- _WHAT THIS TASK INVOLVES_: Your task is to repeat all of the material exactly.
* * * * * * *
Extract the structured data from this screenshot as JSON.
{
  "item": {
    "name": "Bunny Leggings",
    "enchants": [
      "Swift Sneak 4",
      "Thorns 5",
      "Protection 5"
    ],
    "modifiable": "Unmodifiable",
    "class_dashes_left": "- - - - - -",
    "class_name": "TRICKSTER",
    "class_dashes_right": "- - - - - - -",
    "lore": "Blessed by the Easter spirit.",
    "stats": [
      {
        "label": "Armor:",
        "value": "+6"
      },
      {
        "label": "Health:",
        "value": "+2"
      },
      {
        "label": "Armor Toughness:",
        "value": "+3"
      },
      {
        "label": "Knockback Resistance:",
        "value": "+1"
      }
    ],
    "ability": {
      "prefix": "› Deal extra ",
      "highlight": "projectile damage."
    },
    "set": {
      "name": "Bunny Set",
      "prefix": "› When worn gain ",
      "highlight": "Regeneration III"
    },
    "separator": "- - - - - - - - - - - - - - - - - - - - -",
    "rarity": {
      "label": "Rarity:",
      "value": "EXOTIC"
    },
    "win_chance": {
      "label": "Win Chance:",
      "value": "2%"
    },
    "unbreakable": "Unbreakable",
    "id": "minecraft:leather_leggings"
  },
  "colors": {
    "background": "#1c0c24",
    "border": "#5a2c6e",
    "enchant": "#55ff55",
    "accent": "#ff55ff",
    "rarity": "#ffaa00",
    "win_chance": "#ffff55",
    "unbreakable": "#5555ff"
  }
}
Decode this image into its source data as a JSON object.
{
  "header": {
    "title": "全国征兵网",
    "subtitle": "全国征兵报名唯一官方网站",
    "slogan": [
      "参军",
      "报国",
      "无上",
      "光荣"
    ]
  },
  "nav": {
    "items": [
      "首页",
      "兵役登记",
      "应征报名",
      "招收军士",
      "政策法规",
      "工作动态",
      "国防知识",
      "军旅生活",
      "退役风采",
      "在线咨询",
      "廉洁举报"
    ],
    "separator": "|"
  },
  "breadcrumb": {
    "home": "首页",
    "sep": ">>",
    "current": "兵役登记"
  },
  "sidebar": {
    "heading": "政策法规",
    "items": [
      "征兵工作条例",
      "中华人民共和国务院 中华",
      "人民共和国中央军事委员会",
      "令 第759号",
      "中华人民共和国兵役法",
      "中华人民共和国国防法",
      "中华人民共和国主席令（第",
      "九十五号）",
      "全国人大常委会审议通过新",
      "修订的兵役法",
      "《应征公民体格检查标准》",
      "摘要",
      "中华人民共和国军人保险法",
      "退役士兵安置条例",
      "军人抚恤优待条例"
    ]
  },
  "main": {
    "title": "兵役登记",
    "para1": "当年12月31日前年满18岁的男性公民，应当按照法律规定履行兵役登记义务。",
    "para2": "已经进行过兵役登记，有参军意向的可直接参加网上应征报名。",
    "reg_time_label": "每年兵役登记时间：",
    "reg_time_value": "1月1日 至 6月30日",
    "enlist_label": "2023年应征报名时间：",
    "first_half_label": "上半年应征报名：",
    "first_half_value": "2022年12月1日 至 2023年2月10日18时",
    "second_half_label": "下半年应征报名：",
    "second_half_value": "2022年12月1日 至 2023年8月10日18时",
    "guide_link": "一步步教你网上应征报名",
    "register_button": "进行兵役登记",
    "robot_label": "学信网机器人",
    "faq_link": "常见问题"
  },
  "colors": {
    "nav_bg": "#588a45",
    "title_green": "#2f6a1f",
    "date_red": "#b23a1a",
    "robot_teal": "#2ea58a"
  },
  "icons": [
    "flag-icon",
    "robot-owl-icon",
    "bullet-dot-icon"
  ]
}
* * * * * * *
- _OUTPUT FOR THIS TASK_:
Extract the structured data from this screenshot as JSON.
{
  "item": {
    "name": "Bunny Leggings",
    "enchants": [
      "Swift Sneak 4",
      "Thorns 5",
      "Protection 5"
    ],
    "modifiable": "Unmodifiable",
    "class_dashes_left": "- - - - - -",
    "class_name": "TRICKSTER",
    "class_dashes_right": "- - - - - - -",
    "lore": "Blessed by the Easter spirit.",
    "stats": [
      {
        "label": "Armor:",
        "value": "+6"
      },
      {
        "label": "Health:",
        "value": "+2"
      },
      {
        "label": "Armor Toughness:",
        "value": "+3"
      },
      {
        "label": "Knockback Resistance:",
        "value": "+1"
      }
    ],
    "ability": {
      "prefix": "› Deal extra ",
      "highlight": "projectile damage."
    },
    "set": {
      "name": "Bunny Set",
      "prefix": "› When worn gain ",
      "highlight": "Regeneration III"
    },
    "separator": "- - - - - - - - - - - - - - - - - - - - -",
    "rarity": {
      "label": "Rarity:",
      "value": "EXOTIC"
    },
    "win_chance": {
      "label": "Win Chance:",
      "value": "2%"
    },
    "unbreakable": "Unbreakable",
    "id": "minecraft:leather_leggings"
  },
  "colors": {
    "background": "#1c0c24",
    "border": "#5a2c6e",
    "enchant": "#55ff55",
    "accent": "#ff55ff",
    "rarity": "#ffaa00",
    "win_chance": "#ffff55",
    "unbreakable": "#5555ff"
  }
}
Decode this image into its source data as a JSON object.
{
  "header": {
    "title": "全国征兵网",
    "subtitle": "全国征兵报名唯一官方网站",
    "slogan": [
      "参军",
      "报国",
      "无上",
      "光荣"
    ]
  },
  "nav": {
    "items": [
      "首页",
      "兵役登记",
      "应征报名",
      "招收军士",
      "政策法规",
      "工作动态",
      "国防知识",
      "军旅生活",
      "退役风采",
      "在线咨询",
      "廉洁举报"
    ],
    "separator": "|"
  },
  "breadcrumb": {
    "home": "首页",
    "sep": ">>",
    "current": "兵役登记"
  },
  "sidebar": {
    "heading": "政策法规",
    "items": [
      "征兵工作条例",
      "中华人民共和国务院 中华",
      "人民共和国中央军事委员会",
      "令 第759号",
      "中华人民共和国兵役法",
      "中华人民共和国国防法",
      "中华人民共和国主席令（第",
      "九十五号）",
      "全国人大常委会审议通过新",
      "修订的兵役法",
      "《应征公民体格检查标准》",
      "摘要",
      "中华人民共和国军人保险法",
      "退役士兵安置条例",
      "军人抚恤优待条例"
    ]
  },
  "main": {
    "title": "兵役登记",
    "para1": "当年12月31日前年满18岁的男性公民，应当按照法律规定履行兵役登记义务。",
    "para2": "已经进行过兵役登记，有参军意向的可直接参加网上应征报名。",
    "reg_time_label": "每年兵役登记时间：",
    "reg_time_value": "1月1日 至 6月30日",
    "enlist_label": "2023年应征报名时间：",
    "first_half_label": "上半年应征报名：",
    "first_half_value": "2022年12月1日 至 2023年2月10日18时",
    "second_half_label": "下半年应征报名：",
    "second_half_value": "2022年12月1日 至 2023年8月10日18时",
    "guide_link": "一步步教你网上应征报名",
    "register_button": "进行兵役登记",
    "robot_label": "学信网机器人",
    "faq_link": "常见问题"
  },
  "colors": {
    "nav_bg": "#588a45",
    "title_green": "#2f6a1f",
    "date_red": "#b23a1a",
    "robot_teal": "#2ea58a"
  },
  "icons": [
    "flag-icon",
    "robot-owl-icon",
    "bullet-dot-icon"
  ]
}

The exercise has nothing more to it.